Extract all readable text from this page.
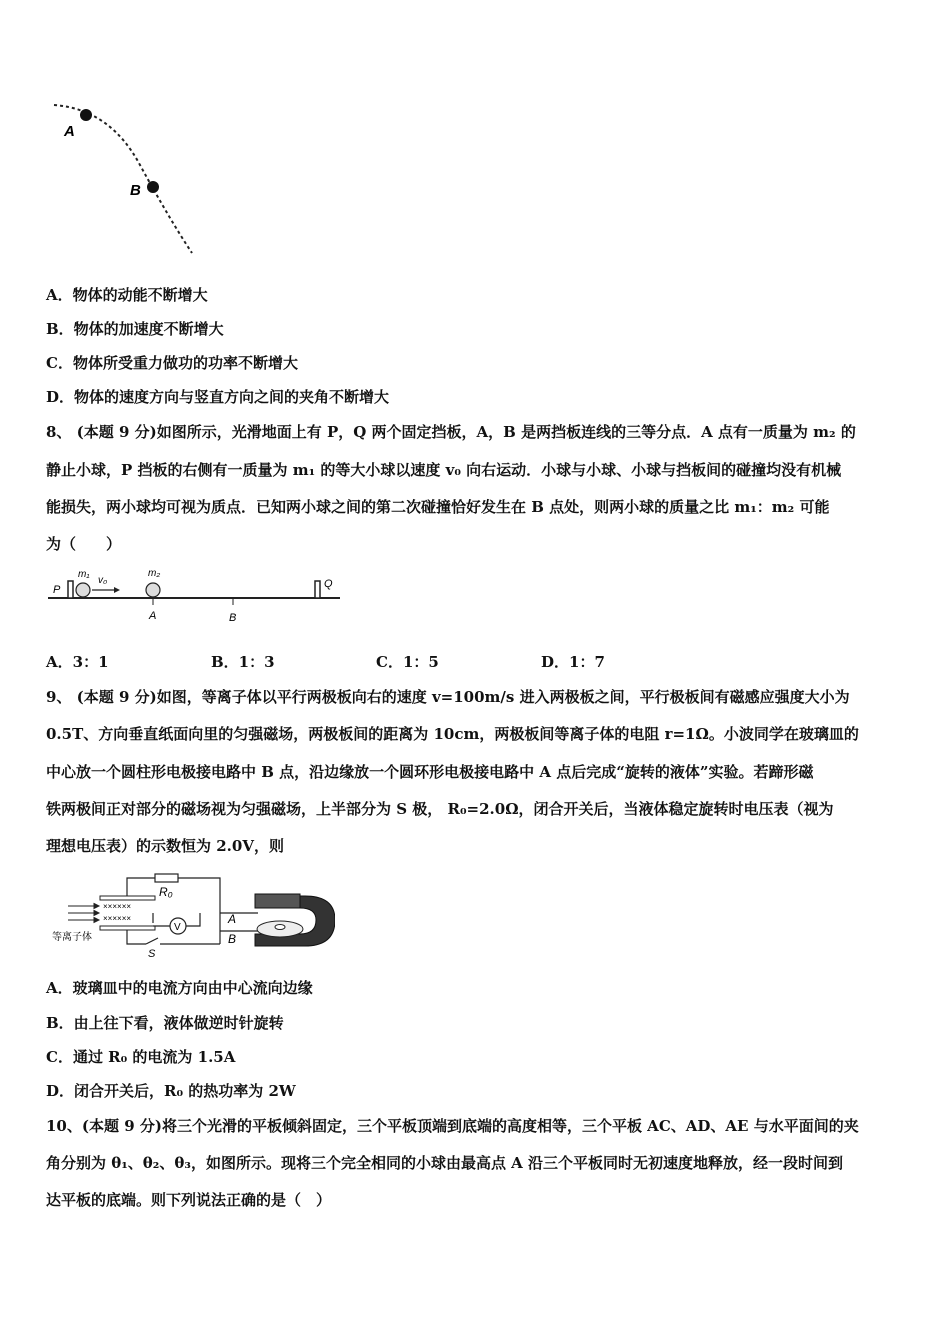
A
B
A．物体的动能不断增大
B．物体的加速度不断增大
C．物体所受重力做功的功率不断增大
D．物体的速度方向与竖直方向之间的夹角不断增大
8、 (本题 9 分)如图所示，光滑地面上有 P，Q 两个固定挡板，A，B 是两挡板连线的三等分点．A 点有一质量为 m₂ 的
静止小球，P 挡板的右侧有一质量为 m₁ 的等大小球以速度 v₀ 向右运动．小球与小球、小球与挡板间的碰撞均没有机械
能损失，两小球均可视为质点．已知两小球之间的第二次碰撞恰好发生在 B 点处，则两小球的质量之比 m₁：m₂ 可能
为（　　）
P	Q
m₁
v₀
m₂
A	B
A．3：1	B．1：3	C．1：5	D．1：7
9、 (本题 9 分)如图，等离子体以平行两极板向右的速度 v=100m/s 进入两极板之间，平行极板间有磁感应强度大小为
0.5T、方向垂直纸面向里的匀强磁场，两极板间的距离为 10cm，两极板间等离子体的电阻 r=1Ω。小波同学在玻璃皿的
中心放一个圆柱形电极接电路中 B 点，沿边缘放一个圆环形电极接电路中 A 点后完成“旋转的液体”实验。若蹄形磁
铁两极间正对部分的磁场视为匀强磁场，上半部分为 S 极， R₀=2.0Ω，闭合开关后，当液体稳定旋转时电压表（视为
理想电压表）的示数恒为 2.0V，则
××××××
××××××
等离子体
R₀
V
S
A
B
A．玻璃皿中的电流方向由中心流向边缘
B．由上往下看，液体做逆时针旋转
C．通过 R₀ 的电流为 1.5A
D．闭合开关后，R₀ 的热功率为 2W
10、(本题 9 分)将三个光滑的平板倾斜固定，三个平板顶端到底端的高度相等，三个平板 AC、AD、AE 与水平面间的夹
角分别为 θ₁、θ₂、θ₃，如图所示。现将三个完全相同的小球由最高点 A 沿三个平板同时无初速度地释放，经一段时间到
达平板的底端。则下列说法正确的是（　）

==

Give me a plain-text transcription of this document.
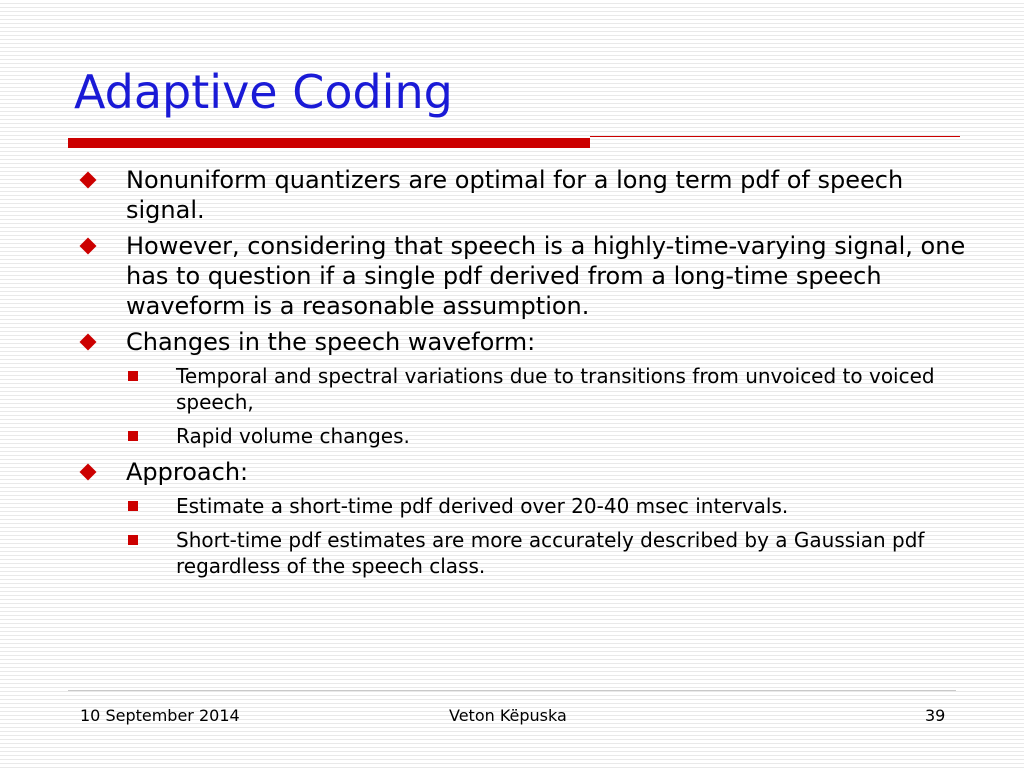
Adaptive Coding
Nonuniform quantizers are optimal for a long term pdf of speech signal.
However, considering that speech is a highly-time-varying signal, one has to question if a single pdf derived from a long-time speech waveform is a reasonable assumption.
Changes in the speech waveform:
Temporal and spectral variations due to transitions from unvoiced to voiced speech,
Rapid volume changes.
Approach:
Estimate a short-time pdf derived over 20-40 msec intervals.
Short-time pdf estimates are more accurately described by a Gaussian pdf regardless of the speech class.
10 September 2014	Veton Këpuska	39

GIVEN PROBLEM: Reply with nothing but a number: how many lines of the entries above contain the string "闭合开关后"?

OUTPUT: 2